[Begin]

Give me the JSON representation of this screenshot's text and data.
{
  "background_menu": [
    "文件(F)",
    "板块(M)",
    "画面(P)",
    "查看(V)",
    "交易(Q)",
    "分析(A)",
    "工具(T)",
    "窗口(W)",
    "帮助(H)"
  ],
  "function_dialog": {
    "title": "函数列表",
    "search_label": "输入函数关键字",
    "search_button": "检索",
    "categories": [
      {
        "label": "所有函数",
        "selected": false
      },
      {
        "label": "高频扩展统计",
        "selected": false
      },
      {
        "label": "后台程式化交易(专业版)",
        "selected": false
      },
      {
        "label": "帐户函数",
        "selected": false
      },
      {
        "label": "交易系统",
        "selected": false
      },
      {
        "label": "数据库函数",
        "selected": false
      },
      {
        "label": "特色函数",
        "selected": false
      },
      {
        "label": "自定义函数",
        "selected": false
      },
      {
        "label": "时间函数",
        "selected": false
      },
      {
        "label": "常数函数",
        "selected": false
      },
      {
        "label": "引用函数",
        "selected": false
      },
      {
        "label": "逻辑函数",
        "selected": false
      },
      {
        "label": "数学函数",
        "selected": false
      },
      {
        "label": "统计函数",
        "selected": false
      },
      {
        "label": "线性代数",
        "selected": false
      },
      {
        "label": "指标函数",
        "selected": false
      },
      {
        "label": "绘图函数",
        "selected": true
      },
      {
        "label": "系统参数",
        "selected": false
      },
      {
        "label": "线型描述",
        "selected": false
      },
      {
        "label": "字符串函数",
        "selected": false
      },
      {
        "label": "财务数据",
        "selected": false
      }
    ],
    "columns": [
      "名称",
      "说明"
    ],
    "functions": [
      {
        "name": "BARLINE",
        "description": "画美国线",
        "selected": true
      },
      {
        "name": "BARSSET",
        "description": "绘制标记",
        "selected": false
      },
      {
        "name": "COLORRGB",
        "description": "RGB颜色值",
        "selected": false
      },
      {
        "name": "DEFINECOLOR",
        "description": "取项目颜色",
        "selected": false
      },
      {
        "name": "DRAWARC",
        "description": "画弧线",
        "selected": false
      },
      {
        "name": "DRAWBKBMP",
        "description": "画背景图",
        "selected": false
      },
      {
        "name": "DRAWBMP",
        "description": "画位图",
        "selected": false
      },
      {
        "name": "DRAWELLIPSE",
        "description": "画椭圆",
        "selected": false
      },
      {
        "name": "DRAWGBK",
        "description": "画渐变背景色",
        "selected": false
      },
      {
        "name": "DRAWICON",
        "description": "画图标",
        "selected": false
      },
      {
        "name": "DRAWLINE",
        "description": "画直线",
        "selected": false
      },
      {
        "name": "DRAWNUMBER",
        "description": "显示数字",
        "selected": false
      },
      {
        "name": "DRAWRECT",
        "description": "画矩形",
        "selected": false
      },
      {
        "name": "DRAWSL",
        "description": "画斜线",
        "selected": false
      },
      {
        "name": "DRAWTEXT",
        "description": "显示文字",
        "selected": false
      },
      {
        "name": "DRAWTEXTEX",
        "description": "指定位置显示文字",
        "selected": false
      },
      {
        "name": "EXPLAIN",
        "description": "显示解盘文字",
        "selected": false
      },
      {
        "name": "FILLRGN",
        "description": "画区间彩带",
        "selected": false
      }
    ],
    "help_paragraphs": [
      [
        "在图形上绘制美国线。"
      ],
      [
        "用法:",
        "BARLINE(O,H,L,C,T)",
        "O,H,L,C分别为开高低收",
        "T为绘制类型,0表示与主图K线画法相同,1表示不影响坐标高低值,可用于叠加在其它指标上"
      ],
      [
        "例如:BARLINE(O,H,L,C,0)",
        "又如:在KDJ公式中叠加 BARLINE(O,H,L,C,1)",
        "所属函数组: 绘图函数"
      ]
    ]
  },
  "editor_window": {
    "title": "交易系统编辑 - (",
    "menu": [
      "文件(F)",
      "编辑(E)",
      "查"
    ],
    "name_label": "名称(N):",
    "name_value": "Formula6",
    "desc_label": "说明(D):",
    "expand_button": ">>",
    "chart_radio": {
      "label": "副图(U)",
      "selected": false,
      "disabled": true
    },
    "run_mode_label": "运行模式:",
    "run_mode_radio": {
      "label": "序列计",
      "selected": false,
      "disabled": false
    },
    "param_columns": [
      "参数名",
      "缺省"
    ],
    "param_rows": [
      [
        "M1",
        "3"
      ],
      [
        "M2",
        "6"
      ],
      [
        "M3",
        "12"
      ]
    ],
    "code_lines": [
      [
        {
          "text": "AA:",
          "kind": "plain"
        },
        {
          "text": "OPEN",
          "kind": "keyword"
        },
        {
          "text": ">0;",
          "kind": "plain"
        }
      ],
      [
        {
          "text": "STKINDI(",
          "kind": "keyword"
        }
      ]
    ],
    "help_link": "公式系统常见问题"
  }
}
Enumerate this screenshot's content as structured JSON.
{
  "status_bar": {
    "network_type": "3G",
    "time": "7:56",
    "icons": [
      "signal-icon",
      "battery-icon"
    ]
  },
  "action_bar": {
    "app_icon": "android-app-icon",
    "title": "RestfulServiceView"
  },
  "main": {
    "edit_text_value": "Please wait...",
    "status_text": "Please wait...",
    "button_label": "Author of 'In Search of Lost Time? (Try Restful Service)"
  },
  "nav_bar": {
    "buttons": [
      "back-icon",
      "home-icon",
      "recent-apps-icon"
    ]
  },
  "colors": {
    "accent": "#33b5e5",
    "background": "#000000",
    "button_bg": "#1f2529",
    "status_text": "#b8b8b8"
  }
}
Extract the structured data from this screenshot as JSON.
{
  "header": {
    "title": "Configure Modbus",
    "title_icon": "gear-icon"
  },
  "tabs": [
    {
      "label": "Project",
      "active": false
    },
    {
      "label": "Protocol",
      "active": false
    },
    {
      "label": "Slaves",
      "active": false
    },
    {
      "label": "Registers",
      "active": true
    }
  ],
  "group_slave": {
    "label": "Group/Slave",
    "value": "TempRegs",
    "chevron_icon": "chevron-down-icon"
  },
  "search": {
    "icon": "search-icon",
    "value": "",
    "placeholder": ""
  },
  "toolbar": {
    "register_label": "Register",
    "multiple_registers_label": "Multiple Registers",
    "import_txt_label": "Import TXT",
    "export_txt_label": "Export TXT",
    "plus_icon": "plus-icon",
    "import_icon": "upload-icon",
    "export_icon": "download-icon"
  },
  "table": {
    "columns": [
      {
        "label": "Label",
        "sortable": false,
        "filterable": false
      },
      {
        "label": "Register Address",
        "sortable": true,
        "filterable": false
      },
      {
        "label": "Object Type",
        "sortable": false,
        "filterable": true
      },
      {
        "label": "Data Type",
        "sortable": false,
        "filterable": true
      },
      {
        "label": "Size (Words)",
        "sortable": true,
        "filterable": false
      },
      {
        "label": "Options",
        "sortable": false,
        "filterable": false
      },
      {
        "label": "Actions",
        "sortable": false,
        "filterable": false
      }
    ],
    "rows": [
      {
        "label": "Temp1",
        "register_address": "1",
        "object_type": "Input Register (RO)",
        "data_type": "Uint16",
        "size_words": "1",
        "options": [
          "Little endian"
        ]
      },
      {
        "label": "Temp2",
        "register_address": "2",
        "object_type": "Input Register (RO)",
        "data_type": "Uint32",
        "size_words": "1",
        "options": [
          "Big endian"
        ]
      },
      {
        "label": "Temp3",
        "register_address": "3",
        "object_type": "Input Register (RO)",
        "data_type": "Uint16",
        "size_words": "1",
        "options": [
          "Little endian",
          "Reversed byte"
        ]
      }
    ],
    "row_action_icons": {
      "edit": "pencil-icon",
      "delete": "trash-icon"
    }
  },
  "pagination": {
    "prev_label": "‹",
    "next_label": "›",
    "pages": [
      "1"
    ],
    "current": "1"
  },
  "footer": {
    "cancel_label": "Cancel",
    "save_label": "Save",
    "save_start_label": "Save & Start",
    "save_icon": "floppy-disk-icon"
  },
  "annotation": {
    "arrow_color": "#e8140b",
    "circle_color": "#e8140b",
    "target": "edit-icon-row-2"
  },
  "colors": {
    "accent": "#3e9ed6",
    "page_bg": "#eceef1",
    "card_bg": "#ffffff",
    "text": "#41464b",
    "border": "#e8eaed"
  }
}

[End]

## WHAT YOU WILL DO
State how many lines of the entries above include the word "this", offering no text other than the number.

## RESULT BELOW
3